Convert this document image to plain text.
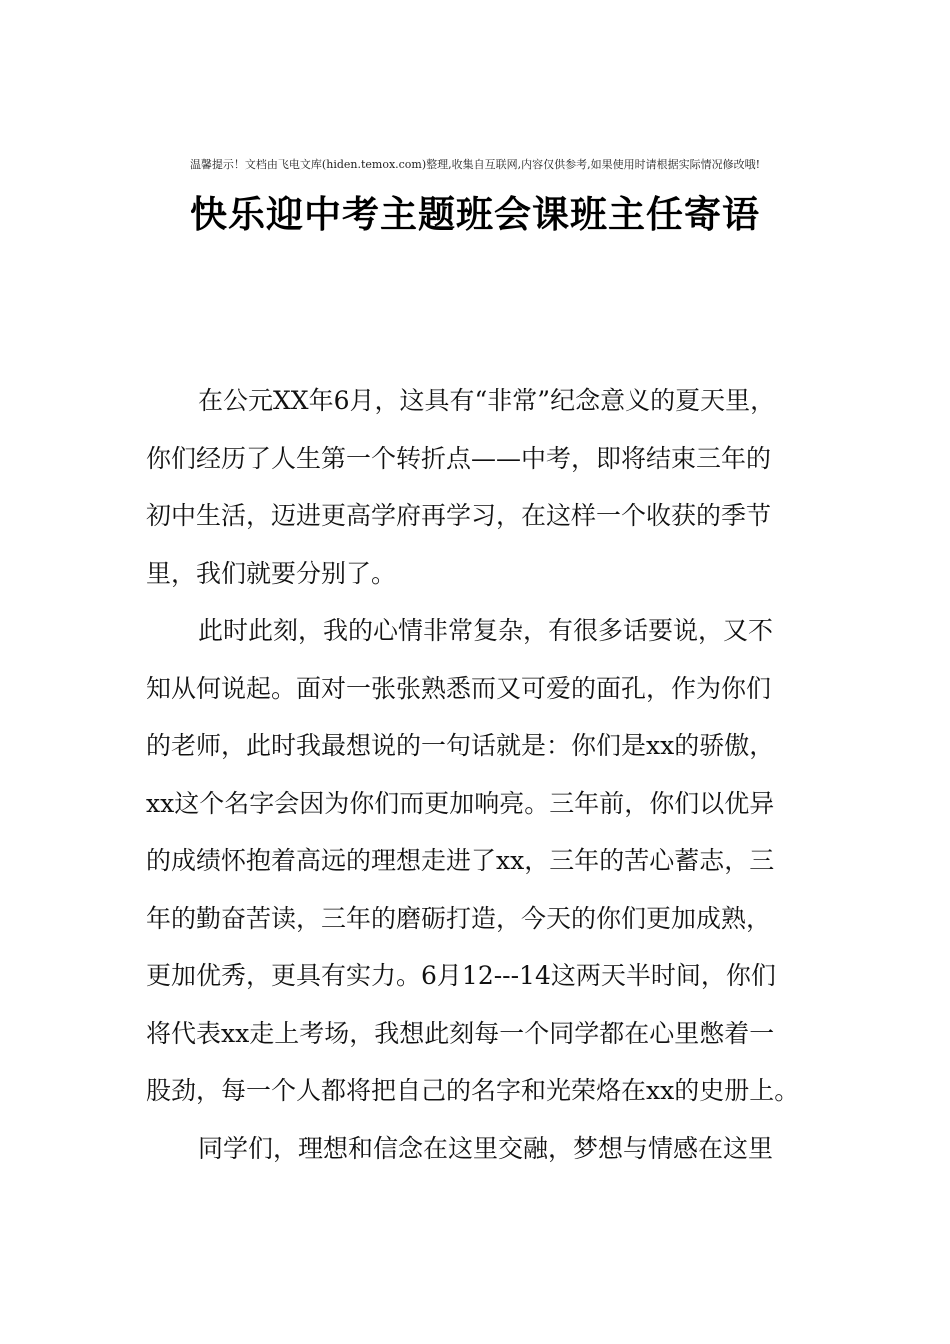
温馨提示！文档由飞电文库(hiden.temox.com)整理,收集自互联网,内容仅供参考,如果使用时请根据实际情况修改哦!
快乐迎中考主题班会课班主任寄语
在公元XX年6月，这具有“非常”纪念意义的夏天里，
你们经历了人生第一个转折点——中考，即将结束三年的
初中生活，迈进更高学府再学习，在这样一个收获的季节
里，我们就要分别了。
此时此刻，我的心情非常复杂，有很多话要说，又不
知从何说起。面对一张张熟悉而又可爱的面孔，作为你们
的老师，此时我最想说的一句话就是：你们是xx的骄傲，
xx这个名字会因为你们而更加响亮。三年前，你们以优异
的成绩怀抱着高远的理想走进了xx，三年的苦心蓄志，三
年的勤奋苦读，三年的磨砺打造，今天的你们更加成熟，
更加优秀，更具有实力。6月12---14这两天半时间，你们
将代表xx走上考场，我想此刻每一个同学都在心里憋着一
股劲，每一个人都将把自己的名字和光荣烙在xx的史册上。
同学们，理想和信念在这里交融，梦想与情感在这里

——

In your copy of the records, include no pictures; repeat everything else exactly.

Convert this document image to plain text.
温馨提示！文档由飞电文库(hiden.temox.com)整理,收集自互联网,内容仅供参考,如果使用时请根据实际情况修改哦!
快乐迎中考主题班会课班主任寄语
在公元XX年6月，这具有“非常”纪念意义的夏天里，
你们经历了人生第一个转折点——中考，即将结束三年的
初中生活，迈进更高学府再学习，在这样一个收获的季节
里，我们就要分别了。
此时此刻，我的心情非常复杂，有很多话要说，又不
知从何说起。面对一张张熟悉而又可爱的面孔，作为你们
的老师，此时我最想说的一句话就是：你们是xx的骄傲，
xx这个名字会因为你们而更加响亮。三年前，你们以优异
的成绩怀抱着高远的理想走进了xx，三年的苦心蓄志，三
年的勤奋苦读，三年的磨砺打造，今天的你们更加成熟，
更加优秀，更具有实力。6月12---14这两天半时间，你们
将代表xx走上考场，我想此刻每一个同学都在心里憋着一
股劲，每一个人都将把自己的名字和光荣烙在xx的史册上。
同学们，理想和信念在这里交融，梦想与情感在这里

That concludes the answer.